**YOUR INSTRUCTIONS**: Leave out the pictures and repeat every record exactly.

**LISTING**:
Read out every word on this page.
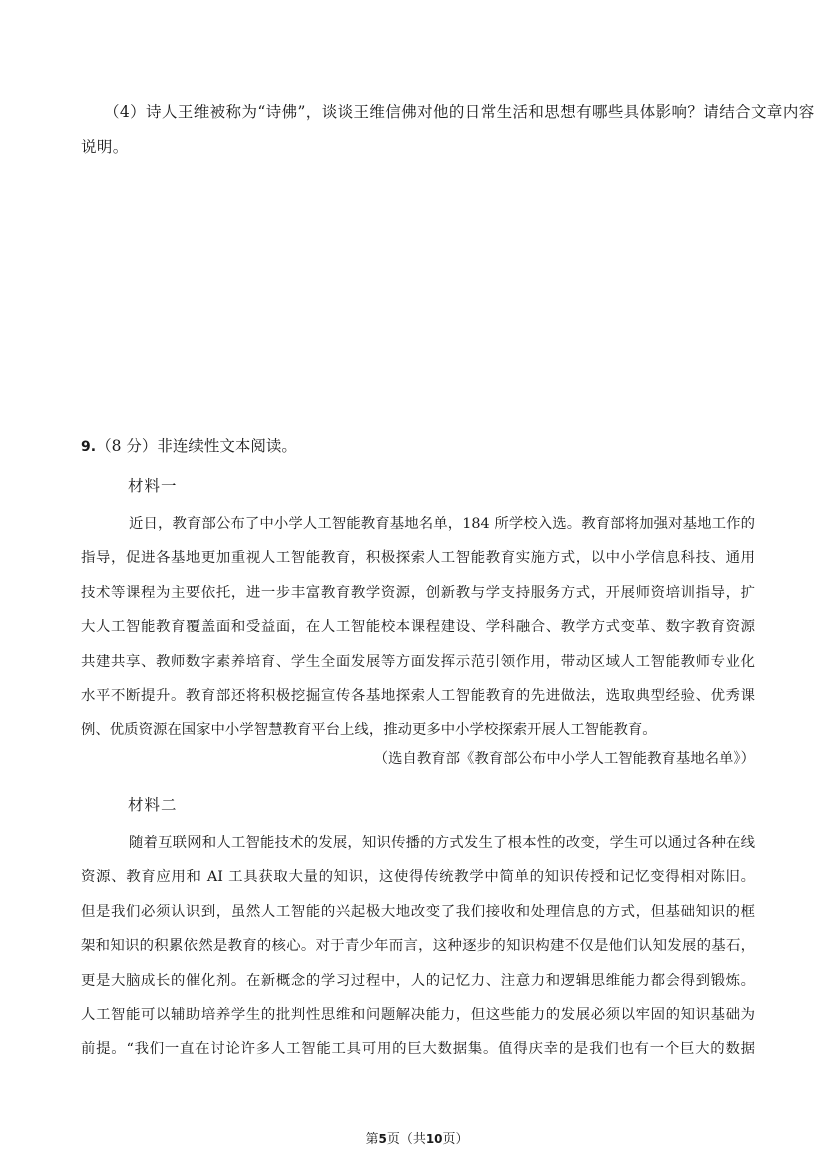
（4）诗人王维被称为“诗佛”，谈谈王维信佛对他的日常生活和思想有哪些具体影响？请结合文章内容
说明。
9.（8 分）非连续性文本阅读。
材料一
近日，教育部公布了中小学人工智能教育基地名单，184 所学校入选。教育部将加强对基地工作的
指导，促进各基地更加重视人工智能教育，积极探索人工智能教育实施方式，以中小学信息科技、通用
技术等课程为主要依托，进一步丰富教育教学资源，创新教与学支持服务方式，开展师资培训指导，扩
大人工智能教育覆盖面和受益面，在人工智能校本课程建设、学科融合、教学方式变革、数字教育资源
共建共享、教师数字素养培育、学生全面发展等方面发挥示范引领作用，带动区域人工智能教师专业化
水平不断提升。教育部还将积极挖掘宣传各基地探索人工智能教育的先进做法，选取典型经验、优秀课
例、优质资源在国家中小学智慧教育平台上线，推动更多中小学校探索开展人工智能教育。
（选自教育部《教育部公布中小学人工智能教育基地名单》）
材料二
随着互联网和人工智能技术的发展，知识传播的方式发生了根本性的改变，学生可以通过各种在线
资源、教育应用和 AI 工具获取大量的知识，这使得传统教学中简单的知识传授和记忆变得相对陈旧。
但是我们必须认识到，虽然人工智能的兴起极大地改变了我们接收和处理信息的方式，但基础知识的框
架和知识的积累依然是教育的核心。对于青少年而言，这种逐步的知识构建不仅是他们认知发展的基石，
更是大脑成长的催化剂。在新概念的学习过程中，人的记忆力、注意力和逻辑思维能力都会得到锻炼。
人工智能可以辅助培养学生的批判性思维和问题解决能力，但这些能力的发展必须以牢固的知识基础为
前提。“我们一直在讨论许多人工智能工具可用的巨大数据集。值得庆幸的是我们也有一个巨大的数据
第5页（共10页）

**RESULT OF THE TASK**:
Read out every word on this page.
（4）诗人王维被称为“诗佛”，谈谈王维信佛对他的日常生活和思想有哪些具体影响？请结合文章内容
说明。
9.（8 分）非连续性文本阅读。
材料一
近日，教育部公布了中小学人工智能教育基地名单，184 所学校入选。教育部将加强对基地工作的
指导，促进各基地更加重视人工智能教育，积极探索人工智能教育实施方式，以中小学信息科技、通用
技术等课程为主要依托，进一步丰富教育教学资源，创新教与学支持服务方式，开展师资培训指导，扩
大人工智能教育覆盖面和受益面，在人工智能校本课程建设、学科融合、教学方式变革、数字教育资源
共建共享、教师数字素养培育、学生全面发展等方面发挥示范引领作用，带动区域人工智能教师专业化
水平不断提升。教育部还将积极挖掘宣传各基地探索人工智能教育的先进做法，选取典型经验、优秀课
例、优质资源在国家中小学智慧教育平台上线，推动更多中小学校探索开展人工智能教育。
（选自教育部《教育部公布中小学人工智能教育基地名单》）
材料二
随着互联网和人工智能技术的发展，知识传播的方式发生了根本性的改变，学生可以通过各种在线
资源、教育应用和 AI 工具获取大量的知识，这使得传统教学中简单的知识传授和记忆变得相对陈旧。
但是我们必须认识到，虽然人工智能的兴起极大地改变了我们接收和处理信息的方式，但基础知识的框
架和知识的积累依然是教育的核心。对于青少年而言，这种逐步的知识构建不仅是他们认知发展的基石，
更是大脑成长的催化剂。在新概念的学习过程中，人的记忆力、注意力和逻辑思维能力都会得到锻炼。
人工智能可以辅助培养学生的批判性思维和问题解决能力，但这些能力的发展必须以牢固的知识基础为
前提。“我们一直在讨论许多人工智能工具可用的巨大数据集。值得庆幸的是我们也有一个巨大的数据
第5页（共10页）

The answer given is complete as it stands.